- [SUPPLIED TEXT]:

____

TMV induces RNA decay pathways to modulate gene silencing and disease symptoms

Abstract

RNA decay pathways comprise a combination of RNA degradation mechanisms that are implicated in gene expression, development and defense responses in eukaryotes. These mechanisms are known as the RNA Quality Control or RQC pathways. In plants, another important RNA degradation mechanism is the posttranscriptional gene silencing (PTGS) mediated by small RNAs (siRNAs). Notably, the RQC pathway antagonizes PTGS by preventing the entry of dysfunctional mRNAs into the silencing pathway to avoid global degradation of mRNA by siRNAs. Viral transcripts must evade RNA degrading mechanisms, thus viruses encode PTGS suppressor proteins to counteract viral RNA silencing. Here, we demonstrate that tobacco plants infected with TMV and transgenic lines expressing TMV MP and CP (coat protein) proteins (which are not linked to the suppression of silencing) display increased transcriptional levels of RNA decay genes. These plants also showed accumulation of cytoplasmic RNA granules with altered structure, increased rates of RNA decay for transgenes and defective transgene PTGS amplification. Furthermore, knockdown of RRP41 or RRP43 RNA exosome components led to lower levels of TMV accumulation with milder symptoms after infection, several developmental defects and miRNA deregulation. Thus, we propose that TMV proteins induce RNA decay pathways (in particular exosome components) to impair antiviral PTGS and this defensive mechanism would constitute an additional counter-defense strategy that lead to disease symptoms.

____

- [ACTION ITEM]:
Answer these questions using the abstract:
(a) By what name are the combined RNA degradation mechanisms known?
(b) What do viruses encode to counteract viral RNA silencing?
(c) Which two RNA exosome components were knocked down?
The entries that follow are separate material and are unrelated to the abstract above.

[Records from a collection]
____

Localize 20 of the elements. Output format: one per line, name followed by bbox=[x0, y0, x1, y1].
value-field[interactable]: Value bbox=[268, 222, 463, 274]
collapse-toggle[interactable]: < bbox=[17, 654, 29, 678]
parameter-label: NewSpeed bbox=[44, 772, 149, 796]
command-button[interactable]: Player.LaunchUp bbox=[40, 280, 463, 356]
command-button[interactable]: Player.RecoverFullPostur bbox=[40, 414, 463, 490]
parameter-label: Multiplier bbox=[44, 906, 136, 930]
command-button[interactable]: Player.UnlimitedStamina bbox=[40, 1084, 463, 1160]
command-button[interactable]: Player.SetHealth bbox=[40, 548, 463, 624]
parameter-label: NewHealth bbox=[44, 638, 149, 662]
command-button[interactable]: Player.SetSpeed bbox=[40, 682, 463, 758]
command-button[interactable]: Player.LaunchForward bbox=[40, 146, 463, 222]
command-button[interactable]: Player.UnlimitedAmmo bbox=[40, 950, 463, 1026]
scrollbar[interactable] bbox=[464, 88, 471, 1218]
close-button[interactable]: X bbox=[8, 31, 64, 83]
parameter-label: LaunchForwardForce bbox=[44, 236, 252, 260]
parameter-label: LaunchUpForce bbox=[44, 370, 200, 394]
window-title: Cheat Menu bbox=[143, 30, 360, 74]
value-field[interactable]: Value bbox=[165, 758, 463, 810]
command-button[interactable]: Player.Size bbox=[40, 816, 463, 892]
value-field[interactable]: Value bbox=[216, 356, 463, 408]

____

- [OUTPUT FOR THIS TASK]:
(a) The RNA Quality Control or RQC pathways.
(b) PTGS suppressor proteins.
(c) RRP41 and RRP43.